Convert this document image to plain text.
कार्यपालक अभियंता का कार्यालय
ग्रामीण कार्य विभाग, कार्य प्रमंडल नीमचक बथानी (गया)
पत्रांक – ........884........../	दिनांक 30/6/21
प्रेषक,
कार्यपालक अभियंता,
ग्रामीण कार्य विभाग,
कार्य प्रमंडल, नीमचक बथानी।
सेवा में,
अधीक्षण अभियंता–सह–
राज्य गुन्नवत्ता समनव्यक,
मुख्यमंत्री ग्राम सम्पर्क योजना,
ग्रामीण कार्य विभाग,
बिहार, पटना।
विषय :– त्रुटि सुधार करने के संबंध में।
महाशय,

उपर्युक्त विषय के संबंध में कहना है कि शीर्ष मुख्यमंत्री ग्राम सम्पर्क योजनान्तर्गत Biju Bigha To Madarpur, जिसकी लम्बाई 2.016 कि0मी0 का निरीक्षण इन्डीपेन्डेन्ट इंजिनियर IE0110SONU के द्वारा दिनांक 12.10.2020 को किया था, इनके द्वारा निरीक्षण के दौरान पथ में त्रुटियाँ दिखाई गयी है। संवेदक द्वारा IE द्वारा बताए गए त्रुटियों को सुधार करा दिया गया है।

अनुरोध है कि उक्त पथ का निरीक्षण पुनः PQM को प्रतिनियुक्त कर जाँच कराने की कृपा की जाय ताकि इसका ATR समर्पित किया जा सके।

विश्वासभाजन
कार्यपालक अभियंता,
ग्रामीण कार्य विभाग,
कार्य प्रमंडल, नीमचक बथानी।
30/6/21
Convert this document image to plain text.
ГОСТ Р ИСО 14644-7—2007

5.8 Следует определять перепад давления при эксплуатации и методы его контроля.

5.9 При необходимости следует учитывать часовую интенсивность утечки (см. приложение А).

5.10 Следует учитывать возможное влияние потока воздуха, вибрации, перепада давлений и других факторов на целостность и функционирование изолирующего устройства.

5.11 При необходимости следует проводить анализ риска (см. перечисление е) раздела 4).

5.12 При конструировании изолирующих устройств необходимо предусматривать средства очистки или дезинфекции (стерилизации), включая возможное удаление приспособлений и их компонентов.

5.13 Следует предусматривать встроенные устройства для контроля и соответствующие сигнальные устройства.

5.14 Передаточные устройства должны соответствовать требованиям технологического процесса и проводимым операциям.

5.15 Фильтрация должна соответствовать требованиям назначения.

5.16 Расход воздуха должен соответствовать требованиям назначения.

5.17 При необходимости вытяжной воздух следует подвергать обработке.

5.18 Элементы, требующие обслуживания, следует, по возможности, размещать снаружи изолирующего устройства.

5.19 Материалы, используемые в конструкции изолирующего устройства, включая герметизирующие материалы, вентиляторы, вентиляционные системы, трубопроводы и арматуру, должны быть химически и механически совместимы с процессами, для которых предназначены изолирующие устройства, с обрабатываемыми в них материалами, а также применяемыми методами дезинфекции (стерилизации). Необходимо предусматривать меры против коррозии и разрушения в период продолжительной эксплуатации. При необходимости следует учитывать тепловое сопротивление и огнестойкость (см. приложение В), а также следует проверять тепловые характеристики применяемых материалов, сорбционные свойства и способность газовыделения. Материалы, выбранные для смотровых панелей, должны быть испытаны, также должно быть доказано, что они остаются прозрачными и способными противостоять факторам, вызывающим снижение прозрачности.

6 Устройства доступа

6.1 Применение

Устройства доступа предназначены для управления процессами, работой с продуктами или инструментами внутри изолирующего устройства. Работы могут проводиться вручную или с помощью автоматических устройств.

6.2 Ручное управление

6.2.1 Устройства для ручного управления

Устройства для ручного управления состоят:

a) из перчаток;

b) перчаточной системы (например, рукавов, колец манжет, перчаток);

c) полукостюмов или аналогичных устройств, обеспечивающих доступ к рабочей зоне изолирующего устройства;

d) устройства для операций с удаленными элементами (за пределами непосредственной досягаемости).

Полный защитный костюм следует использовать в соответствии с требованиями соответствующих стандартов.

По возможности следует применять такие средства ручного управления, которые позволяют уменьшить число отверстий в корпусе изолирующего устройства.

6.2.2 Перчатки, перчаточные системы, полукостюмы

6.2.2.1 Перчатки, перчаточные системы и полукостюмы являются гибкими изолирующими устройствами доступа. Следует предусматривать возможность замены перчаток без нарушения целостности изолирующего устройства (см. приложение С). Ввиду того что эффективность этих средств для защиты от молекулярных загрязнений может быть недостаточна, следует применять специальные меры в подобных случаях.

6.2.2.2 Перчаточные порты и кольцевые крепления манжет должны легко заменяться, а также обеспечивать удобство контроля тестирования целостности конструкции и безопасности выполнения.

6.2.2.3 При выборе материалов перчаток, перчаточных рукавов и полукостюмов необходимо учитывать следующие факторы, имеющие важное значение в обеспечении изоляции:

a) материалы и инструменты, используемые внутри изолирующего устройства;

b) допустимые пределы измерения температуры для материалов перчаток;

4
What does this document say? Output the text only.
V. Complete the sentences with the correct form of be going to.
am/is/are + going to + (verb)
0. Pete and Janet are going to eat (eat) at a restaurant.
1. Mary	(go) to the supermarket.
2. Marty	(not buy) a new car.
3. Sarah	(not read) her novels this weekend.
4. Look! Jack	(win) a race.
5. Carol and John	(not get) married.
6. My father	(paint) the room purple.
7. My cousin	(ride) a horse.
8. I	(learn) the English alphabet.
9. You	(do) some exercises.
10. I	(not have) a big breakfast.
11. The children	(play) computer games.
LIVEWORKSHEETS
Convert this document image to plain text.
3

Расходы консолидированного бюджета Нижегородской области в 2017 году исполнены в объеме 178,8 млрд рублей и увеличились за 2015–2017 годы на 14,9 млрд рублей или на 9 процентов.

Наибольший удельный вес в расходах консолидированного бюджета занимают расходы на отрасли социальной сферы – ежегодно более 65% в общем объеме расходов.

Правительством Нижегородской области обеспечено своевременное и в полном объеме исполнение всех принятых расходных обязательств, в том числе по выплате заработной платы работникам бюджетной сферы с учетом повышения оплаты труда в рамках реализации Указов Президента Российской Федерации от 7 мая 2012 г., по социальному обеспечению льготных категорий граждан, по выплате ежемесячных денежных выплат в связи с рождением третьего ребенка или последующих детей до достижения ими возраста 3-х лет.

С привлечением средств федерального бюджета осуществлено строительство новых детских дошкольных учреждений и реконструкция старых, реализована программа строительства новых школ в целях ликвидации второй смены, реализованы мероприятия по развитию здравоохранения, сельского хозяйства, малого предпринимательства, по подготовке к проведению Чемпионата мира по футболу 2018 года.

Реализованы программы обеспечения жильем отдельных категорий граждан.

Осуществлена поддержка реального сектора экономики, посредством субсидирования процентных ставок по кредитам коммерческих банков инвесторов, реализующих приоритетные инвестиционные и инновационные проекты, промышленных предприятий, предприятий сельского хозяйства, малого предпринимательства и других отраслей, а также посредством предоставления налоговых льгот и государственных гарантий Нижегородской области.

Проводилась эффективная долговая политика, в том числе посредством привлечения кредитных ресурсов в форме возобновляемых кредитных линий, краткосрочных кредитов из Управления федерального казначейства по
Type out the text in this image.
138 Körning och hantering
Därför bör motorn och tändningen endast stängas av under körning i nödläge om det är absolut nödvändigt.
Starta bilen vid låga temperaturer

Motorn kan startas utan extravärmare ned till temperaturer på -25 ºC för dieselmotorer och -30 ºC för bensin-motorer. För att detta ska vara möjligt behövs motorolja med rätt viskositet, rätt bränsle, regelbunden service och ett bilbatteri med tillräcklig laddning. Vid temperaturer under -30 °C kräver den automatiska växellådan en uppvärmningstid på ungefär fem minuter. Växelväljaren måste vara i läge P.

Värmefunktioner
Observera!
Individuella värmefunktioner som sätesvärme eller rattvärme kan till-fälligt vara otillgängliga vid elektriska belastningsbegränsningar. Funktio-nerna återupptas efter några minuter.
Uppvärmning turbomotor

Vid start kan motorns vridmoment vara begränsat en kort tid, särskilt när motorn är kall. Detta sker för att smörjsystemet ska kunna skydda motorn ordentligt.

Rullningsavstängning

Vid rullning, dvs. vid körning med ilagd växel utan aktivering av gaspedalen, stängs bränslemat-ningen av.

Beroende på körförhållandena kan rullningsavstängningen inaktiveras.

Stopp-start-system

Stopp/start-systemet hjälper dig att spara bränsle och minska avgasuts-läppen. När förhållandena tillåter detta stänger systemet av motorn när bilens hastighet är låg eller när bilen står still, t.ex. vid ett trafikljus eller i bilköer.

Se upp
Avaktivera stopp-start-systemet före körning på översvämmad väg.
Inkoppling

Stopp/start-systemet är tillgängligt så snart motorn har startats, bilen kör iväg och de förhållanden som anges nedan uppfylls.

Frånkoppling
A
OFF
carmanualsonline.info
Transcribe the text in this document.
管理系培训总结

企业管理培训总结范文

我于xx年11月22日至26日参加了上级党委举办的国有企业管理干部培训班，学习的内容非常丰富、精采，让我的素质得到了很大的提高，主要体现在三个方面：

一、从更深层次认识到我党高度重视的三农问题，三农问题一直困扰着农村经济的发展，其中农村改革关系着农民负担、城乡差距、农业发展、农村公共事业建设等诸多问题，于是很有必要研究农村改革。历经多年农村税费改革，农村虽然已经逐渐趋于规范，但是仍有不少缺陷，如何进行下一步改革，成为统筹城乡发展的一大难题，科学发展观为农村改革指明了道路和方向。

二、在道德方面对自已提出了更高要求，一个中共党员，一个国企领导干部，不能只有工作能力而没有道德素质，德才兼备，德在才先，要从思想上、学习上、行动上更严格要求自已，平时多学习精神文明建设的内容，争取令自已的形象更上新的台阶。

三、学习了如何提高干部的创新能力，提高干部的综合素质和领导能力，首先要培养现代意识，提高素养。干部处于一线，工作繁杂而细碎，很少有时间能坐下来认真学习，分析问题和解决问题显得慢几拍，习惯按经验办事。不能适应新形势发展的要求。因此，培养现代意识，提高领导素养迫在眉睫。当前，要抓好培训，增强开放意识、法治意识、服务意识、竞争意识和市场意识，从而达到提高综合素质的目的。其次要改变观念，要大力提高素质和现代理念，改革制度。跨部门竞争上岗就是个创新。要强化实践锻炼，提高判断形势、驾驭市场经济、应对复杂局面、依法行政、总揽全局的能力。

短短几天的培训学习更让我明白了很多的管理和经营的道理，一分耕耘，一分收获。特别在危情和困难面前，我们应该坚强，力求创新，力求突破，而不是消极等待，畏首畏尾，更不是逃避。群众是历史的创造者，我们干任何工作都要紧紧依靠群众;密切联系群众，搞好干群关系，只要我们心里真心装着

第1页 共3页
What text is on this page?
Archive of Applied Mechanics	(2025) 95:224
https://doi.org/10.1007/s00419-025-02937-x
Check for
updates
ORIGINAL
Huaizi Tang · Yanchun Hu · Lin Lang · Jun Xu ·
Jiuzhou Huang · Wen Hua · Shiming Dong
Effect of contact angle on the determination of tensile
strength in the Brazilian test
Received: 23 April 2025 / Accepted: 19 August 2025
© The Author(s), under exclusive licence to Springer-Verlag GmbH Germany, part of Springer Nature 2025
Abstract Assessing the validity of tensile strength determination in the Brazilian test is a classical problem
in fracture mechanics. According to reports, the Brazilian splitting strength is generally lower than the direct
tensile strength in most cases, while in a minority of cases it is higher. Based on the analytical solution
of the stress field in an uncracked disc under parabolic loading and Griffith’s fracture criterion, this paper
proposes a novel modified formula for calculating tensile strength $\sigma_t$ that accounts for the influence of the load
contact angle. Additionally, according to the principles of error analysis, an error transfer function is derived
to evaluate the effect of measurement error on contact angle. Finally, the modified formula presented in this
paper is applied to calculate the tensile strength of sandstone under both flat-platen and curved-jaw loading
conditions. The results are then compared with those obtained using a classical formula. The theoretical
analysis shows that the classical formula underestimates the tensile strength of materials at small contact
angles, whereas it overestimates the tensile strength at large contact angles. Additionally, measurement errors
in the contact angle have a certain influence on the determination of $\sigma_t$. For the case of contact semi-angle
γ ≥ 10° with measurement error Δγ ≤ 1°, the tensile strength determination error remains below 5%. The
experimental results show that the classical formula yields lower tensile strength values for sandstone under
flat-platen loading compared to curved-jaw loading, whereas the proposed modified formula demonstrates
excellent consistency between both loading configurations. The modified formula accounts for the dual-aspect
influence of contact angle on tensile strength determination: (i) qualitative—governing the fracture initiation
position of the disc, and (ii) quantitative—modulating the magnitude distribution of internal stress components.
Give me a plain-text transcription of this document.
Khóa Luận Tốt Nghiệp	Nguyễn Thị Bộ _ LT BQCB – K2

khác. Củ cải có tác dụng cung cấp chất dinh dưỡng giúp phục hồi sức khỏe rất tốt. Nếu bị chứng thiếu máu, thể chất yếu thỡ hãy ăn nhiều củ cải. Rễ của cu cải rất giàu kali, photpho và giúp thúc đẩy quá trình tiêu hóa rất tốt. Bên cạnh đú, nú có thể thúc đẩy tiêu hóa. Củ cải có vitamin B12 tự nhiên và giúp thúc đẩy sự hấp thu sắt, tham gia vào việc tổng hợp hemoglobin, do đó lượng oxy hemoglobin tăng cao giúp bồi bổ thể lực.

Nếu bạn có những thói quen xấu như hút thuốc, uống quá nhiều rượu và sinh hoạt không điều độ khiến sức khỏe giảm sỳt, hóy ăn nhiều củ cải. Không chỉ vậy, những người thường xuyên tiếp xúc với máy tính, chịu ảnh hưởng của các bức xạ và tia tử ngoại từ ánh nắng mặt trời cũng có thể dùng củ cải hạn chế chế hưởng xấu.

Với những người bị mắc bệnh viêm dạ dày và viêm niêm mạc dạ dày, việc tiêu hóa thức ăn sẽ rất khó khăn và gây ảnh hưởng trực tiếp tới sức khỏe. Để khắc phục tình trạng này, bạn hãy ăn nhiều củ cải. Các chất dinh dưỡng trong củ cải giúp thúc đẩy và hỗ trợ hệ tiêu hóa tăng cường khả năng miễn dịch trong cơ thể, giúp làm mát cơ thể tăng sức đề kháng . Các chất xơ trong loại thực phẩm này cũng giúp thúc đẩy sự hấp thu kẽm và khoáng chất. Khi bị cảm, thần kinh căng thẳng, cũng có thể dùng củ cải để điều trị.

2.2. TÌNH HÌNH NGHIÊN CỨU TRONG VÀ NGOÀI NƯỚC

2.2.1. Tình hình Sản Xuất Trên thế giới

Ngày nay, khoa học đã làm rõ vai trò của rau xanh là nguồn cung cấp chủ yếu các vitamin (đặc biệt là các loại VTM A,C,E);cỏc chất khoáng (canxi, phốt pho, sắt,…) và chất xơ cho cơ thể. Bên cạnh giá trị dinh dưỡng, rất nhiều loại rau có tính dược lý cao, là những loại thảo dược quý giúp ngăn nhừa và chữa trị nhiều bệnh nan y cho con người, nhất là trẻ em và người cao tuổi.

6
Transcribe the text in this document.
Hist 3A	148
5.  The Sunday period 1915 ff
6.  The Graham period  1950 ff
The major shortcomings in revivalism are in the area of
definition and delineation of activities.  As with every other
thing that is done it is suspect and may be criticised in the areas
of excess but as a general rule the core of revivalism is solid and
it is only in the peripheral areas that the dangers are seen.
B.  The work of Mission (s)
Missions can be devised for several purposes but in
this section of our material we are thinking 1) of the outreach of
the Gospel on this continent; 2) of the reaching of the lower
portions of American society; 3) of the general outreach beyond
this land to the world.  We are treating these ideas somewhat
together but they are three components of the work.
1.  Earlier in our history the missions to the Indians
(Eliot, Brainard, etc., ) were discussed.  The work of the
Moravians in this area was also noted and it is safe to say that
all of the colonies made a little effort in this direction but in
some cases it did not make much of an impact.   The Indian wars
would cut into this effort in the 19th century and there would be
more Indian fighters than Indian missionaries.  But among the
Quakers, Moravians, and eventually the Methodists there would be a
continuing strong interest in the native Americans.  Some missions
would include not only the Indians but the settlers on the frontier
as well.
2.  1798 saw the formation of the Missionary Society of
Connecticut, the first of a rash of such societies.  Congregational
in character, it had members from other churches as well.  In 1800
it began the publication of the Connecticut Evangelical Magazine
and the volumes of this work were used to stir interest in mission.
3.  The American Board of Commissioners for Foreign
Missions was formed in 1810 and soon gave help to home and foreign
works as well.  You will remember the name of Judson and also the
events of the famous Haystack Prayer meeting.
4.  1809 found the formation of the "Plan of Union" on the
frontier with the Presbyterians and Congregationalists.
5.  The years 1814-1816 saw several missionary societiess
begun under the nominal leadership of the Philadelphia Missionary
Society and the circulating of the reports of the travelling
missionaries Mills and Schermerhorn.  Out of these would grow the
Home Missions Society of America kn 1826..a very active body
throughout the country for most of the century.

▬▬▬▬▬▬

| What is expected |
Show the lines of the records that contain the word "formation".

| The solution |
2.  1798 saw the formation of the Missionary Society of
4.  1809 found the formation of the "Plan of Union" on the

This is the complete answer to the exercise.